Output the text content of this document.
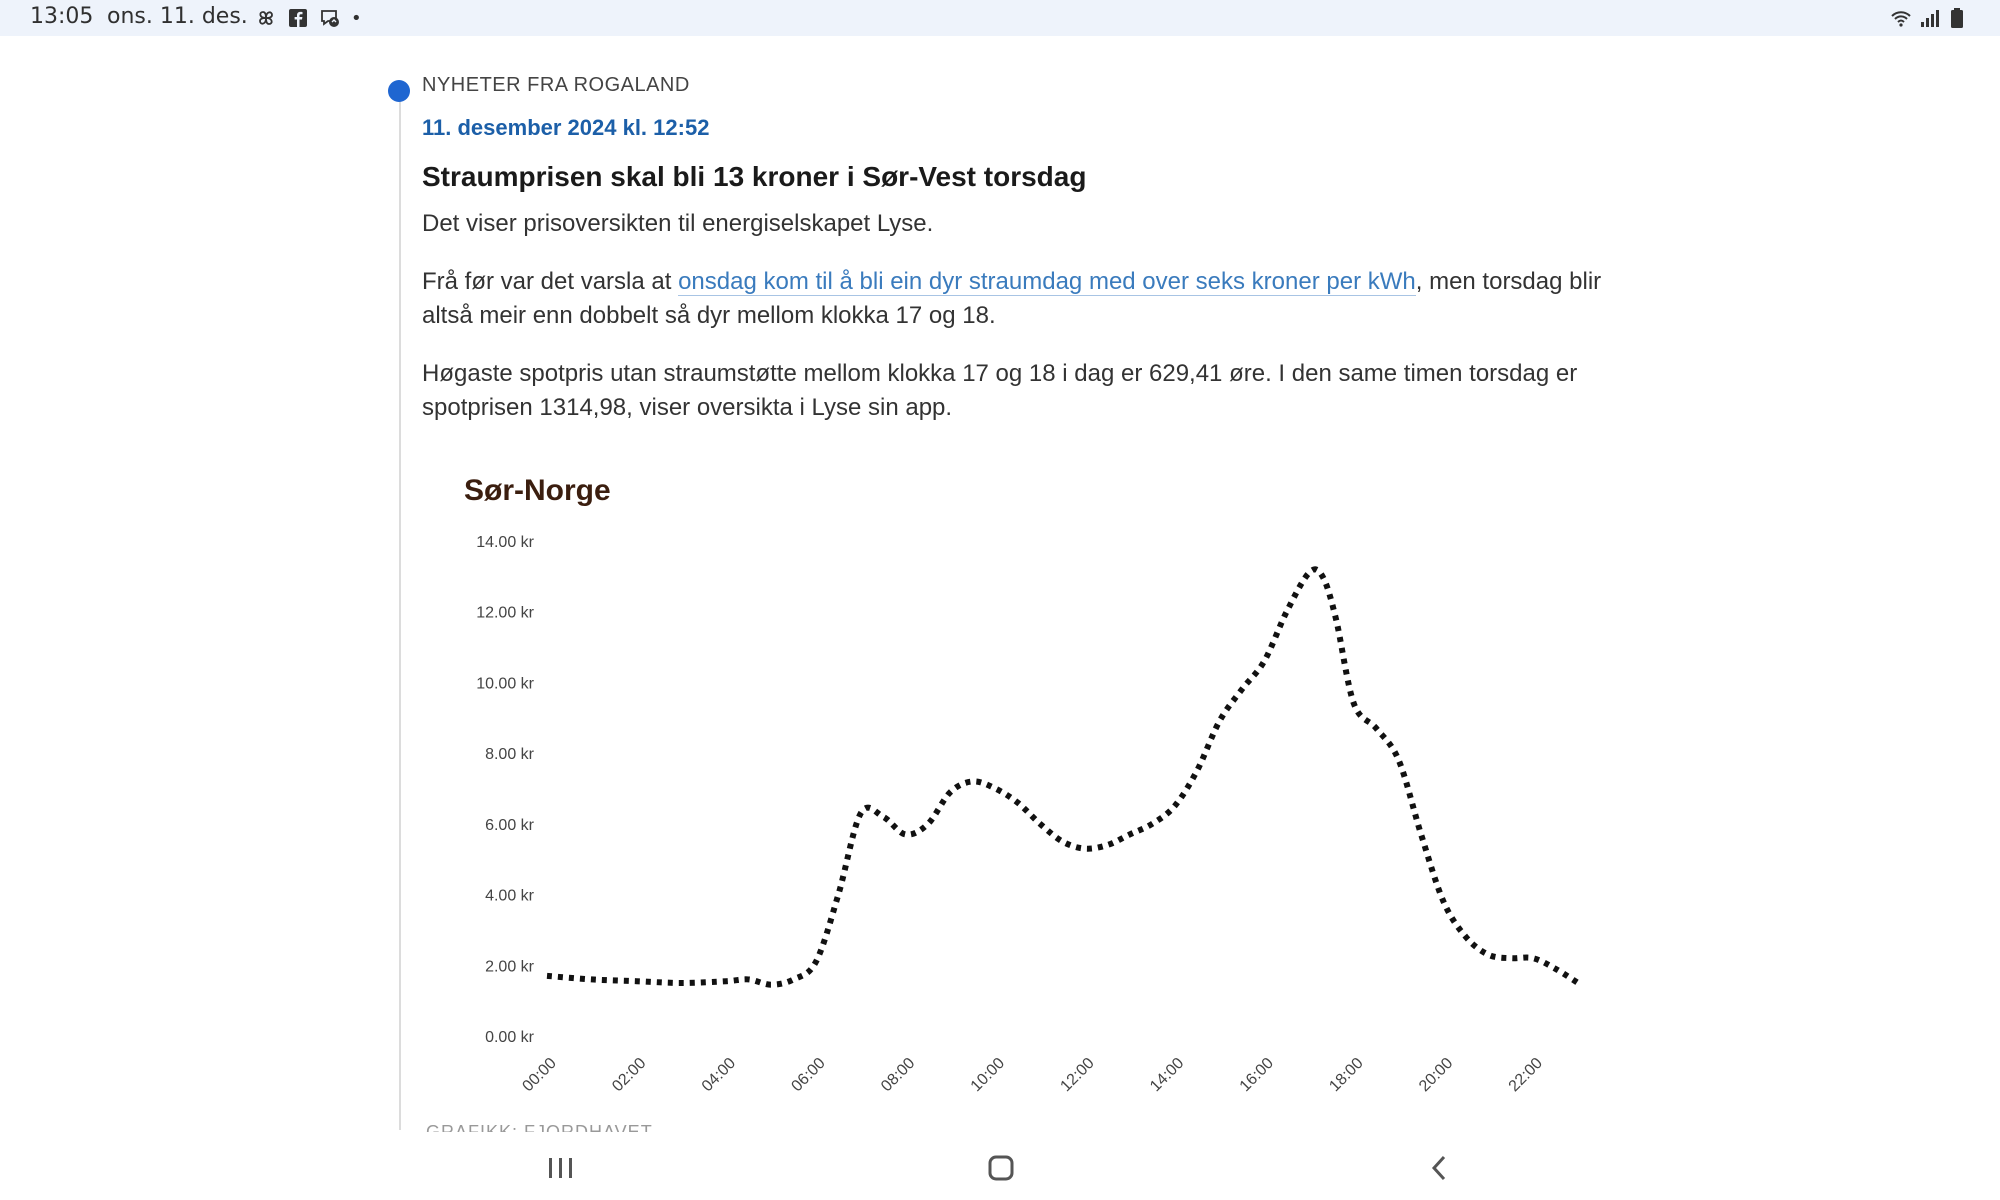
13:05 ons. 11. des.	•
NYHETER FRA ROGALAND
11. desember 2024 kl. 12:52
Straumprisen skal bli 13 kroner i Sør-Vest torsdag
Det viser prisoversikten til energiselskapet Lyse.
Frå før var det varsla at onsdag kom til å bli ein dyr straumdag med over seks kroner per kWh, men torsdag blir altså meir enn dobbelt så dyr mellom klokka 17 og 18.
Høgaste spotpris utan straumstøtte mellom klokka 17 og 18 i dag er 629,41 øre. I den same timen torsdag er spotprisen 1314,98, viser oversikta i Lyse sin app.
Sør-Norge
0.00 kr
2.00 kr
4.00 kr
6.00 kr
8.00 kr
10.00 kr
12.00 kr
14.00 kr
00:00	02:00	04:00	06:00	08:00	10:00	12:00	14:00	16:00	18:00	20:00	22:00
━━━━━━━━━━━━━━━━
**Exercise objective:**
Each line of the data is to be duplicated exactly; pictures stay out of the copy.

**Task solution:**
Output the text content of this document.
13:05 ons. 11. des.	•
NYHETER FRA ROGALAND
11. desember 2024 kl. 12:52
Straumprisen skal bli 13 kroner i Sør-Vest torsdag
Det viser prisoversikten til energiselskapet Lyse.
Frå før var det varsla at onsdag kom til å bli ein dyr straumdag med over seks kroner per kWh, men torsdag blir altså meir enn dobbelt så dyr mellom klokka 17 og 18.
Høgaste spotpris utan straumstøtte mellom klokka 17 og 18 i dag er 629,41 øre. I den same timen torsdag er spotprisen 1314,98, viser oversikta i Lyse sin app.
Sør-Norge
0.00 kr
2.00 kr
4.00 kr
6.00 kr
8.00 kr
10.00 kr
12.00 kr
14.00 kr
00:00	02:00	04:00	06:00	08:00	10:00	12:00	14:00	16:00	18:00	20:00	22:00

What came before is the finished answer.